▶ _What to work on_:
Can you transcribe the data exactly? Leave the pictures out.

##### Given records #####

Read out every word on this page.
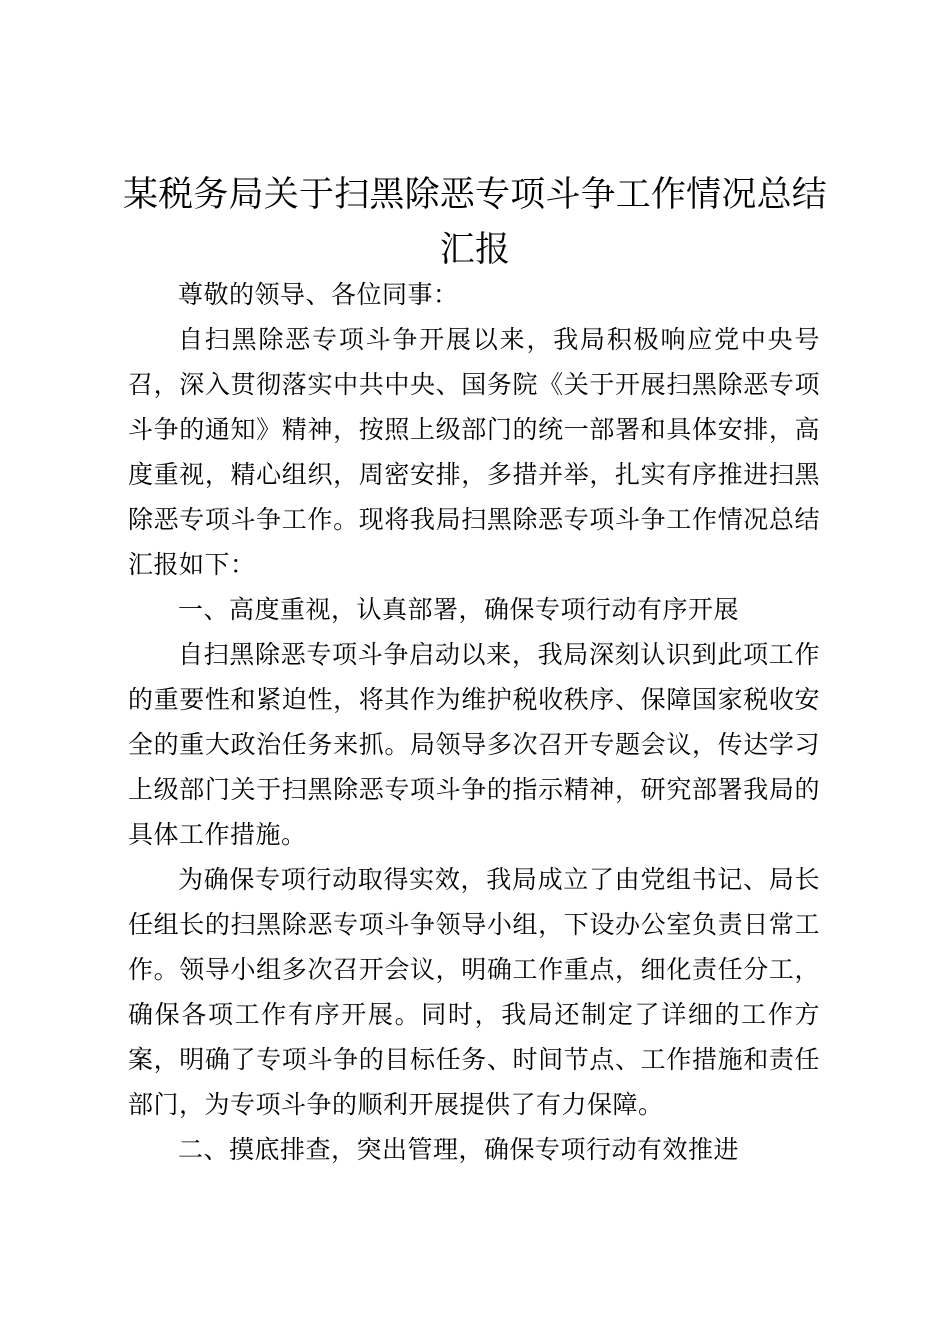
某税务局关于扫黑除恶专项斗争工作情况总结汇报

尊敬的领导、各位同事：

自扫黑除恶专项斗争开展以来，我局积极响应党中央号召，深入贯彻落实中共中央、国务院《关于开展扫黑除恶专项斗争的通知》精神，按照上级部门的统一部署和具体安排，高度重视，精心组织，周密安排，多措并举，扎实有序推进扫黑除恶专项斗争工作。现将我局扫黑除恶专项斗争工作情况总结汇报如下：

一、高度重视，认真部署，确保专项行动有序开展

自扫黑除恶专项斗争启动以来，我局深刻认识到此项工作的重要性和紧迫性，将其作为维护税收秩序、保障国家税收安全的重大政治任务来抓。局领导多次召开专题会议，传达学习上级部门关于扫黑除恶专项斗争的指示精神，研究部署我局的具体工作措施。

为确保专项行动取得实效，我局成立了由党组书记、局长任组长的扫黑除恶专项斗争领导小组，下设办公室负责日常工作。领导小组多次召开会议，明确工作重点，细化责任分工，确保各项工作有序开展。同时，我局还制定了详细的工作方案，明确了专项斗争的目标任务、时间节点、工作措施和责任部门，为专项斗争的顺利开展提供了有力保障。

二、摸底排查，突出管理，确保专项行动有效推进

#####

▶ _Worked solution_:
Read out every word on this page.
某税务局关于扫黑除恶专项斗争工作情况总结汇报

尊敬的领导、各位同事：

自扫黑除恶专项斗争开展以来，我局积极响应党中央号召，深入贯彻落实中共中央、国务院《关于开展扫黑除恶专项斗争的通知》精神，按照上级部门的统一部署和具体安排，高度重视，精心组织，周密安排，多措并举，扎实有序推进扫黑除恶专项斗争工作。现将我局扫黑除恶专项斗争工作情况总结汇报如下：

一、高度重视，认真部署，确保专项行动有序开展

自扫黑除恶专项斗争启动以来，我局深刻认识到此项工作的重要性和紧迫性，将其作为维护税收秩序、保障国家税收安全的重大政治任务来抓。局领导多次召开专题会议，传达学习上级部门关于扫黑除恶专项斗争的指示精神，研究部署我局的具体工作措施。

为确保专项行动取得实效，我局成立了由党组书记、局长任组长的扫黑除恶专项斗争领导小组，下设办公室负责日常工作。领导小组多次召开会议，明确工作重点，细化责任分工，确保各项工作有序开展。同时，我局还制定了详细的工作方案，明确了专项斗争的目标任务、时间节点、工作措施和责任部门，为专项斗争的顺利开展提供了有力保障。

二、摸底排查，突出管理，确保专项行动有效推进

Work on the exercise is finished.